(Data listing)
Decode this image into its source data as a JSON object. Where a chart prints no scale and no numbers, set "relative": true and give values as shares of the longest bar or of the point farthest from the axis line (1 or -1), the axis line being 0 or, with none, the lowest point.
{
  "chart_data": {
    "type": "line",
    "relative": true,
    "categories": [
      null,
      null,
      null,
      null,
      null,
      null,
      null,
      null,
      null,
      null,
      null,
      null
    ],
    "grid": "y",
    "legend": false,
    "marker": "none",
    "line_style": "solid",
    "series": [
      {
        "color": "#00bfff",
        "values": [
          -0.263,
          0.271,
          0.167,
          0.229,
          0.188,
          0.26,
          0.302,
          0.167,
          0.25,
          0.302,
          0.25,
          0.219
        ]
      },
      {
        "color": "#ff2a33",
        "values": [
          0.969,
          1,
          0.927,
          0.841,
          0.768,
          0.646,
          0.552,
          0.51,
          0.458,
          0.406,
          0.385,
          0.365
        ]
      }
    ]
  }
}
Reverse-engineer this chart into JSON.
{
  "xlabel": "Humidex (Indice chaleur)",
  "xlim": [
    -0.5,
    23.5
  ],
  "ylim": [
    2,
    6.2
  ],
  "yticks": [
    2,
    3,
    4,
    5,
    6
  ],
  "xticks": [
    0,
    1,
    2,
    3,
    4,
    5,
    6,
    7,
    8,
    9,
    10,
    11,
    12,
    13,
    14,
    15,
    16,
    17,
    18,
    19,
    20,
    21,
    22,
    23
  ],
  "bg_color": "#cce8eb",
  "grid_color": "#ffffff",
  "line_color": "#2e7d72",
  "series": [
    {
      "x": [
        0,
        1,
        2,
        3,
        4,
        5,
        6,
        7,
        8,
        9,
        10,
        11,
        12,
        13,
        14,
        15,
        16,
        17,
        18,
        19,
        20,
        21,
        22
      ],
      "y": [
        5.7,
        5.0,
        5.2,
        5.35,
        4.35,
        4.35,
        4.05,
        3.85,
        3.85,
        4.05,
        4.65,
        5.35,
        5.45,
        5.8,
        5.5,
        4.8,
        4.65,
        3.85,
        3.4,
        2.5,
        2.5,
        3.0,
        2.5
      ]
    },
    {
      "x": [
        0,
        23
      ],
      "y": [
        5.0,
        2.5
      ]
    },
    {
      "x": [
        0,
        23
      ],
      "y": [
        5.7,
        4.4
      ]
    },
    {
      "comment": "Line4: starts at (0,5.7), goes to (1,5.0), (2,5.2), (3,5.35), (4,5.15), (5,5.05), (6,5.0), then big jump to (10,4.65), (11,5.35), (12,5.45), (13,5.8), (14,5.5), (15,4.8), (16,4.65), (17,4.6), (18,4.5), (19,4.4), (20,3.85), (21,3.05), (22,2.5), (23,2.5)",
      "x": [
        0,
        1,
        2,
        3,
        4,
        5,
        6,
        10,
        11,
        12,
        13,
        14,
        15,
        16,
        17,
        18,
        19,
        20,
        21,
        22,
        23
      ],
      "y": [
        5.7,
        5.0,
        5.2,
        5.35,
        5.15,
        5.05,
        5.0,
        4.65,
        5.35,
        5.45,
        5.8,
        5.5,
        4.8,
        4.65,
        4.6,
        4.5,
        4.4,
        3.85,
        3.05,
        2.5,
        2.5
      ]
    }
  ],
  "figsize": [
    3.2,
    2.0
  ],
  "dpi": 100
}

## Requirement
Write out every line exactly as it stands.

## Task result
Decode this image into its source data as a JSON object. Where a chart prints no scale and no numbers, set "relative": true and give values as shares of the longest bar or of the point farthest from the axis line (1 or -1), the axis line being 0 or, with none, the lowest point.
{
  "chart_data": {
    "type": "line",
    "relative": true,
    "categories": [
      null,
      null,
      null,
      null,
      null,
      null,
      null,
      null,
      null,
      null,
      null,
      null
    ],
    "grid": "y",
    "legend": false,
    "marker": "none",
    "line_style": "solid",
    "series": [
      {
        "color": "#00bfff",
        "values": [
          -0.263,
          0.271,
          0.167,
          0.229,
          0.188,
          0.26,
          0.302,
          0.167,
          0.25,
          0.302,
          0.25,
          0.219
        ]
      },
      {
        "color": "#ff2a33",
        "values": [
          0.969,
          1,
          0.927,
          0.841,
          0.768,
          0.646,
          0.552,
          0.51,
          0.458,
          0.406,
          0.385,
          0.365
        ]
      }
    ]
  }
}
Reverse-engineer this chart into JSON.
{
  "xlabel": "Humidex (Indice chaleur)",
  "xlim": [
    -0.5,
    23.5
  ],
  "ylim": [
    2,
    6.2
  ],
  "yticks": [
    2,
    3,
    4,
    5,
    6
  ],
  "xticks": [
    0,
    1,
    2,
    3,
    4,
    5,
    6,
    7,
    8,
    9,
    10,
    11,
    12,
    13,
    14,
    15,
    16,
    17,
    18,
    19,
    20,
    21,
    22,
    23
  ],
  "bg_color": "#cce8eb",
  "grid_color": "#ffffff",
  "line_color": "#2e7d72",
  "series": [
    {
      "x": [
        0,
        1,
        2,
        3,
        4,
        5,
        6,
        7,
        8,
        9,
        10,
        11,
        12,
        13,
        14,
        15,
        16,
        17,
        18,
        19,
        20,
        21,
        22
      ],
      "y": [
        5.7,
        5.0,
        5.2,
        5.35,
        4.35,
        4.35,
        4.05,
        3.85,
        3.85,
        4.05,
        4.65,
        5.35,
        5.45,
        5.8,
        5.5,
        4.8,
        4.65,
        3.85,
        3.4,
        2.5,
        2.5,
        3.0,
        2.5
      ]
    },
    {
      "x": [
        0,
        23
      ],
      "y": [
        5.0,
        2.5
      ]
    },
    {
      "x": [
        0,
        23
      ],
      "y": [
        5.7,
        4.4
      ]
    },
    {
      "comment": "Line4: starts at (0,5.7), goes to (1,5.0), (2,5.2), (3,5.35), (4,5.15), (5,5.05), (6,5.0), then big jump to (10,4.65), (11,5.35), (12,5.45), (13,5.8), (14,5.5), (15,4.8), (16,4.65), (17,4.6), (18,4.5), (19,4.4), (20,3.85), (21,3.05), (22,2.5), (23,2.5)",
      "x": [
        0,
        1,
        2,
        3,
        4,
        5,
        6,
        10,
        11,
        12,
        13,
        14,
        15,
        16,
        17,
        18,
        19,
        20,
        21,
        22,
        23
      ],
      "y": [
        5.7,
        5.0,
        5.2,
        5.35,
        5.15,
        5.05,
        5.0,
        4.65,
        5.35,
        5.45,
        5.8,
        5.5,
        4.8,
        4.65,
        4.6,
        4.5,
        4.4,
        3.85,
        3.05,
        2.5,
        2.5
      ]
    }
  ],
  "figsize": [
    3.2,
    2.0
  ],
  "dpi": 100
}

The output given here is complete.